## begin EXTRACTED DATA
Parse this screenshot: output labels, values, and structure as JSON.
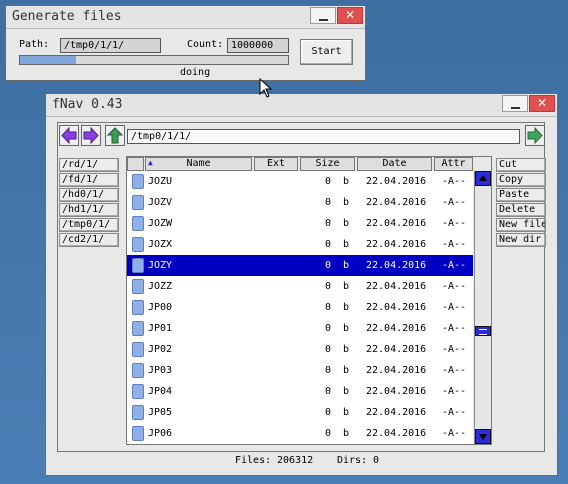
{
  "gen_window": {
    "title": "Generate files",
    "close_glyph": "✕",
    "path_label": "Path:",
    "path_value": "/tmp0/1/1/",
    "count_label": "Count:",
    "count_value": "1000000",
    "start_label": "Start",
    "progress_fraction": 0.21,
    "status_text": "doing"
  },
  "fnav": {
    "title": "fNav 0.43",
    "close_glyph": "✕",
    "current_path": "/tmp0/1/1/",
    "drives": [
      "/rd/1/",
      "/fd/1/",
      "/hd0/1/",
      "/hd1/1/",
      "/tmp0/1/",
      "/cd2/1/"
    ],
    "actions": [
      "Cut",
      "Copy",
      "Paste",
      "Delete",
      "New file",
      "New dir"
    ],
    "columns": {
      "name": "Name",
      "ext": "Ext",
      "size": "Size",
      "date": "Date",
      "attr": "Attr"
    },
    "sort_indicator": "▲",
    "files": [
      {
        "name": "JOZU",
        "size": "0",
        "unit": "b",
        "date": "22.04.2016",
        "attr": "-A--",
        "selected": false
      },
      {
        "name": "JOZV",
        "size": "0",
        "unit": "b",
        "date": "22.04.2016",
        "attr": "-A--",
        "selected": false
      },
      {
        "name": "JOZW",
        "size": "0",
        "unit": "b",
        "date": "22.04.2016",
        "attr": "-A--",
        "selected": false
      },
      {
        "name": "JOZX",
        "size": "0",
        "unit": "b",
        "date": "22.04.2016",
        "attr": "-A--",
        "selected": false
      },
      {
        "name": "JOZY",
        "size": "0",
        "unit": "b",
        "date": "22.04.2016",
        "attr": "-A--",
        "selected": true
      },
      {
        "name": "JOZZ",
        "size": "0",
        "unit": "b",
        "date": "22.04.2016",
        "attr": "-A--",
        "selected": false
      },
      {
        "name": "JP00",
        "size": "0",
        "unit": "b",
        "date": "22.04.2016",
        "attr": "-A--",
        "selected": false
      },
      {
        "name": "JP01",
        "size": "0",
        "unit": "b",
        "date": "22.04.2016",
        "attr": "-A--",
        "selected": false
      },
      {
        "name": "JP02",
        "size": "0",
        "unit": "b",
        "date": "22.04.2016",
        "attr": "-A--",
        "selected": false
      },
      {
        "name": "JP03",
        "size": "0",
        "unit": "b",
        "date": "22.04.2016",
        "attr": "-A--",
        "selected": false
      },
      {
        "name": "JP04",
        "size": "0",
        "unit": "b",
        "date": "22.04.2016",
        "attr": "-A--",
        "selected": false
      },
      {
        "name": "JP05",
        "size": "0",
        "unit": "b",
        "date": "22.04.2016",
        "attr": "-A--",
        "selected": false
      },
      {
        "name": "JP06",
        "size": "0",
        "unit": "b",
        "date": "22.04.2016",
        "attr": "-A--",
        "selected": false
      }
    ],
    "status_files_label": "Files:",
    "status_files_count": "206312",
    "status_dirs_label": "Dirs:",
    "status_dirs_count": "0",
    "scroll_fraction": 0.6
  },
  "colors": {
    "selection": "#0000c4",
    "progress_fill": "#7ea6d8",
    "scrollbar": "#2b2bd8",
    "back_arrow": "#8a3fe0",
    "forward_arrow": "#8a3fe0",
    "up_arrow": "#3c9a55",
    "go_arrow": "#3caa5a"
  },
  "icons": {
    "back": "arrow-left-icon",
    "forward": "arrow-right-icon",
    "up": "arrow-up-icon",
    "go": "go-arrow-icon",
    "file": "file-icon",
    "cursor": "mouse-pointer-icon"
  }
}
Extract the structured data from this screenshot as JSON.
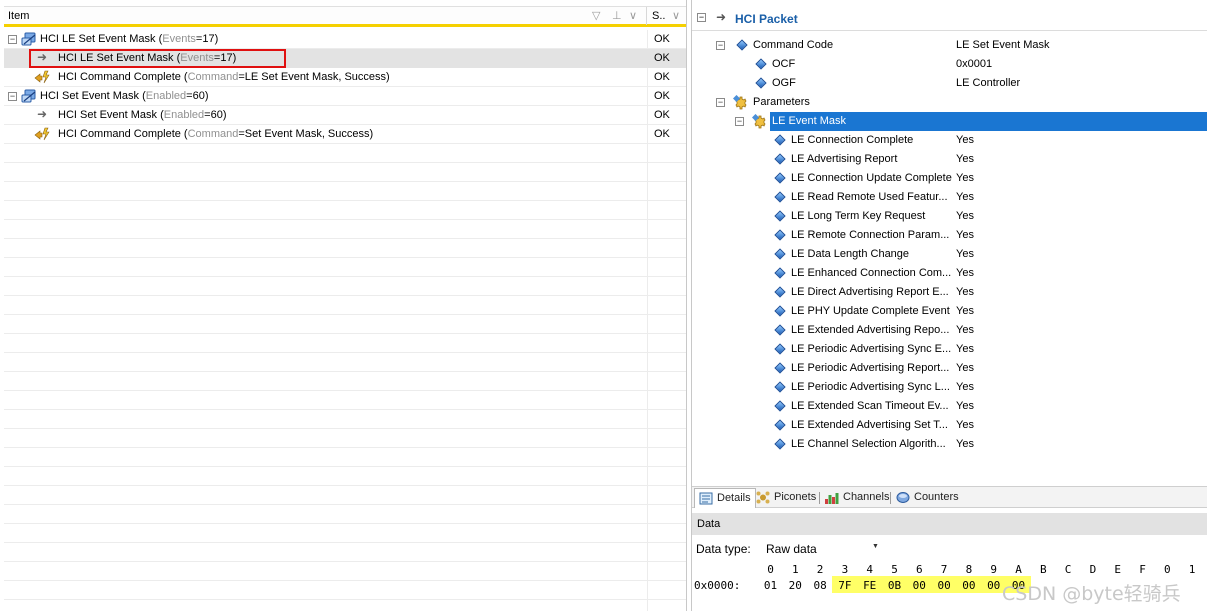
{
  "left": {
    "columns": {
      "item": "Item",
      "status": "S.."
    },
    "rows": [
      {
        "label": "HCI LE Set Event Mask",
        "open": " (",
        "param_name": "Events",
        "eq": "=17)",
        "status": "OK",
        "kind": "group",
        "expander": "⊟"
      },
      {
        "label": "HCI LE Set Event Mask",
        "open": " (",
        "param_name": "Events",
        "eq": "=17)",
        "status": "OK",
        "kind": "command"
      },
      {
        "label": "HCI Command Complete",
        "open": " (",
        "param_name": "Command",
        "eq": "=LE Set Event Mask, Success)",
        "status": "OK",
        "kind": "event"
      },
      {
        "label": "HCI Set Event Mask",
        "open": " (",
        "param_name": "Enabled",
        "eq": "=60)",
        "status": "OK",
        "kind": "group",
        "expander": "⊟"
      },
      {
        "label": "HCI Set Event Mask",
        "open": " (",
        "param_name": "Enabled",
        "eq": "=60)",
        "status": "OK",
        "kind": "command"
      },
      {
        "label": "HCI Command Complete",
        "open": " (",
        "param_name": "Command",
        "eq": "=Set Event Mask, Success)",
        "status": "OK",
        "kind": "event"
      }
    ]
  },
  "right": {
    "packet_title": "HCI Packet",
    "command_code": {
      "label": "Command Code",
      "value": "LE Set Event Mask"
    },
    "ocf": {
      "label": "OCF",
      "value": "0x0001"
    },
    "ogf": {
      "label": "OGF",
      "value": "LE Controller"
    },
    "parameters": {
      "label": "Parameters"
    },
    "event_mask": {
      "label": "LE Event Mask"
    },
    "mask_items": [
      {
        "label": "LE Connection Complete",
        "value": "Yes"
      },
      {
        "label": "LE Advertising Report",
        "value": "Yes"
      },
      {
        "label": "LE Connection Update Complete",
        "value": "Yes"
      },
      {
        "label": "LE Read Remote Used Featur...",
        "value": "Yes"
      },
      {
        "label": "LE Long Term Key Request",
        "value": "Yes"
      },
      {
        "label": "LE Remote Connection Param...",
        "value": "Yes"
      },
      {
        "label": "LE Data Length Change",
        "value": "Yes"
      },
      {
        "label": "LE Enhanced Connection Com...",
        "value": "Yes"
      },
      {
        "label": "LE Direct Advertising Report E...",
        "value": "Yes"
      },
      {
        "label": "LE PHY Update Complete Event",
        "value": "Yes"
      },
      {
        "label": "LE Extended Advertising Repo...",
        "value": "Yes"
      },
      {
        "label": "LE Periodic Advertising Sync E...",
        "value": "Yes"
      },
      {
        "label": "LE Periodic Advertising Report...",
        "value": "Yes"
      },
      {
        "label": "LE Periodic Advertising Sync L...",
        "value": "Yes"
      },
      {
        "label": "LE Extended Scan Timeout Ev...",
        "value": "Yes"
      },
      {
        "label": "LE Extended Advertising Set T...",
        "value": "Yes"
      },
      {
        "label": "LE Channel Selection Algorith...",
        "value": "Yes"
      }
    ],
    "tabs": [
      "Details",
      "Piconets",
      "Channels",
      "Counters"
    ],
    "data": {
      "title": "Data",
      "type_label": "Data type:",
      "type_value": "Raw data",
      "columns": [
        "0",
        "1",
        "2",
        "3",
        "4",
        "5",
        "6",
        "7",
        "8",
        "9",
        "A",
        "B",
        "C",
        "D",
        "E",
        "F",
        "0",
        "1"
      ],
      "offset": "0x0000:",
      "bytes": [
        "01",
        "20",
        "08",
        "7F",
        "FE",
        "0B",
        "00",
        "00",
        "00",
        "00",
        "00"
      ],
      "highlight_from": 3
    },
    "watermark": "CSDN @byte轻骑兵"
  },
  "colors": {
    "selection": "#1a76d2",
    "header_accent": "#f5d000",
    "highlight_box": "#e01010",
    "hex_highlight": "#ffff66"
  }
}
## end EXTRACTED DATA
# [WRITTEN INSTRUCTION]
Every entry above is to be set down exactly; the pictures are to be left out.

# [SOLUTION]
Parse this screenshot: output labels, values, and structure as JSON.
{
  "gen_window": {
    "title": "Generate files",
    "close_glyph": "✕",
    "path_label": "Path:",
    "path_value": "/tmp0/1/1/",
    "count_label": "Count:",
    "count_value": "1000000",
    "start_label": "Start",
    "progress_fraction": 0.21,
    "status_text": "doing"
  },
  "fnav": {
    "title": "fNav 0.43",
    "close_glyph": "✕",
    "current_path": "/tmp0/1/1/",
    "drives": [
      "/rd/1/",
      "/fd/1/",
      "/hd0/1/",
      "/hd1/1/",
      "/tmp0/1/",
      "/cd2/1/"
    ],
    "actions": [
      "Cut",
      "Copy",
      "Paste",
      "Delete",
      "New file",
      "New dir"
    ],
    "columns": {
      "name": "Name",
      "ext": "Ext",
      "size": "Size",
      "date": "Date",
      "attr": "Attr"
    },
    "sort_indicator": "▲",
    "files": [
      {
        "name": "JOZU",
        "size": "0",
        "unit": "b",
        "date": "22.04.2016",
        "attr": "-A--",
        "selected": false
      },
      {
        "name": "JOZV",
        "size": "0",
        "unit": "b",
        "date": "22.04.2016",
        "attr": "-A--",
        "selected": false
      },
      {
        "name": "JOZW",
        "size": "0",
        "unit": "b",
        "date": "22.04.2016",
        "attr": "-A--",
        "selected": false
      },
      {
        "name": "JOZX",
        "size": "0",
        "unit": "b",
        "date": "22.04.2016",
        "attr": "-A--",
        "selected": false
      },
      {
        "name": "JOZY",
        "size": "0",
        "unit": "b",
        "date": "22.04.2016",
        "attr": "-A--",
        "selected": true
      },
      {
        "name": "JOZZ",
        "size": "0",
        "unit": "b",
        "date": "22.04.2016",
        "attr": "-A--",
        "selected": false
      },
      {
        "name": "JP00",
        "size": "0",
        "unit": "b",
        "date": "22.04.2016",
        "attr": "-A--",
        "selected": false
      },
      {
        "name": "JP01",
        "size": "0",
        "unit": "b",
        "date": "22.04.2016",
        "attr": "-A--",
        "selected": false
      },
      {
        "name": "JP02",
        "size": "0",
        "unit": "b",
        "date": "22.04.2016",
        "attr": "-A--",
        "selected": false
      },
      {
        "name": "JP03",
        "size": "0",
        "unit": "b",
        "date": "22.04.2016",
        "attr": "-A--",
        "selected": false
      },
      {
        "name": "JP04",
        "size": "0",
        "unit": "b",
        "date": "22.04.2016",
        "attr": "-A--",
        "selected": false
      },
      {
        "name": "JP05",
        "size": "0",
        "unit": "b",
        "date": "22.04.2016",
        "attr": "-A--",
        "selected": false
      },
      {
        "name": "JP06",
        "size": "0",
        "unit": "b",
        "date": "22.04.2016",
        "attr": "-A--",
        "selected": false
      }
    ],
    "status_files_label": "Files:",
    "status_files_count": "206312",
    "status_dirs_label": "Dirs:",
    "status_dirs_count": "0",
    "scroll_fraction": 0.6
  },
  "colors": {
    "selection": "#0000c4",
    "progress_fill": "#7ea6d8",
    "scrollbar": "#2b2bd8",
    "back_arrow": "#8a3fe0",
    "forward_arrow": "#8a3fe0",
    "up_arrow": "#3c9a55",
    "go_arrow": "#3caa5a"
  },
  "icons": {
    "back": "arrow-left-icon",
    "forward": "arrow-right-icon",
    "up": "arrow-up-icon",
    "go": "go-arrow-icon",
    "file": "file-icon",
    "cursor": "mouse-pointer-icon"
  }
}
Extract the structured data from this screenshot as JSON.
{
  "left": {
    "columns": {
      "item": "Item",
      "status": "S.."
    },
    "rows": [
      {
        "label": "HCI LE Set Event Mask",
        "open": " (",
        "param_name": "Events",
        "eq": "=17)",
        "status": "OK",
        "kind": "group",
        "expander": "⊟"
      },
      {
        "label": "HCI LE Set Event Mask",
        "open": " (",
        "param_name": "Events",
        "eq": "=17)",
        "status": "OK",
        "kind": "command"
      },
      {
        "label": "HCI Command Complete",
        "open": " (",
        "param_name": "Command",
        "eq": "=LE Set Event Mask, Success)",
        "status": "OK",
        "kind": "event"
      },
      {
        "label": "HCI Set Event Mask",
        "open": " (",
        "param_name": "Enabled",
        "eq": "=60)",
        "status": "OK",
        "kind": "group",
        "expander": "⊟"
      },
      {
        "label": "HCI Set Event Mask",
        "open": " (",
        "param_name": "Enabled",
        "eq": "=60)",
        "status": "OK",
        "kind": "command"
      },
      {
        "label": "HCI Command Complete",
        "open": " (",
        "param_name": "Command",
        "eq": "=Set Event Mask, Success)",
        "status": "OK",
        "kind": "event"
      }
    ]
  },
  "right": {
    "packet_title": "HCI Packet",
    "command_code": {
      "label": "Command Code",
      "value": "LE Set Event Mask"
    },
    "ocf": {
      "label": "OCF",
      "value": "0x0001"
    },
    "ogf": {
      "label": "OGF",
      "value": "LE Controller"
    },
    "parameters": {
      "label": "Parameters"
    },
    "event_mask": {
      "label": "LE Event Mask"
    },
    "mask_items": [
      {
        "label": "LE Connection Complete",
        "value": "Yes"
      },
      {
        "label": "LE Advertising Report",
        "value": "Yes"
      },
      {
        "label": "LE Connection Update Complete",
        "value": "Yes"
      },
      {
        "label": "LE Read Remote Used Featur...",
        "value": "Yes"
      },
      {
        "label": "LE Long Term Key Request",
        "value": "Yes"
      },
      {
        "label": "LE Remote Connection Param...",
        "value": "Yes"
      },
      {
        "label": "LE Data Length Change",
        "value": "Yes"
      },
      {
        "label": "LE Enhanced Connection Com...",
        "value": "Yes"
      },
      {
        "label": "LE Direct Advertising Report E...",
        "value": "Yes"
      },
      {
        "label": "LE PHY Update Complete Event",
        "value": "Yes"
      },
      {
        "label": "LE Extended Advertising Repo...",
        "value": "Yes"
      },
      {
        "label": "LE Periodic Advertising Sync E...",
        "value": "Yes"
      },
      {
        "label": "LE Periodic Advertising Report...",
        "value": "Yes"
      },
      {
        "label": "LE Periodic Advertising Sync L...",
        "value": "Yes"
      },
      {
        "label": "LE Extended Scan Timeout Ev...",
        "value": "Yes"
      },
      {
        "label": "LE Extended Advertising Set T...",
        "value": "Yes"
      },
      {
        "label": "LE Channel Selection Algorith...",
        "value": "Yes"
      }
    ],
    "tabs": [
      "Details",
      "Piconets",
      "Channels",
      "Counters"
    ],
    "data": {
      "title": "Data",
      "type_label": "Data type:",
      "type_value": "Raw data",
      "columns": [
        "0",
        "1",
        "2",
        "3",
        "4",
        "5",
        "6",
        "7",
        "8",
        "9",
        "A",
        "B",
        "C",
        "D",
        "E",
        "F",
        "0",
        "1"
      ],
      "offset": "0x0000:",
      "bytes": [
        "01",
        "20",
        "08",
        "7F",
        "FE",
        "0B",
        "00",
        "00",
        "00",
        "00",
        "00"
      ],
      "highlight_from": 3
    },
    "watermark": "CSDN @byte轻骑兵"
  },
  "colors": {
    "selection": "#1a76d2",
    "header_accent": "#f5d000",
    "highlight_box": "#e01010",
    "hex_highlight": "#ffff66"
  }
}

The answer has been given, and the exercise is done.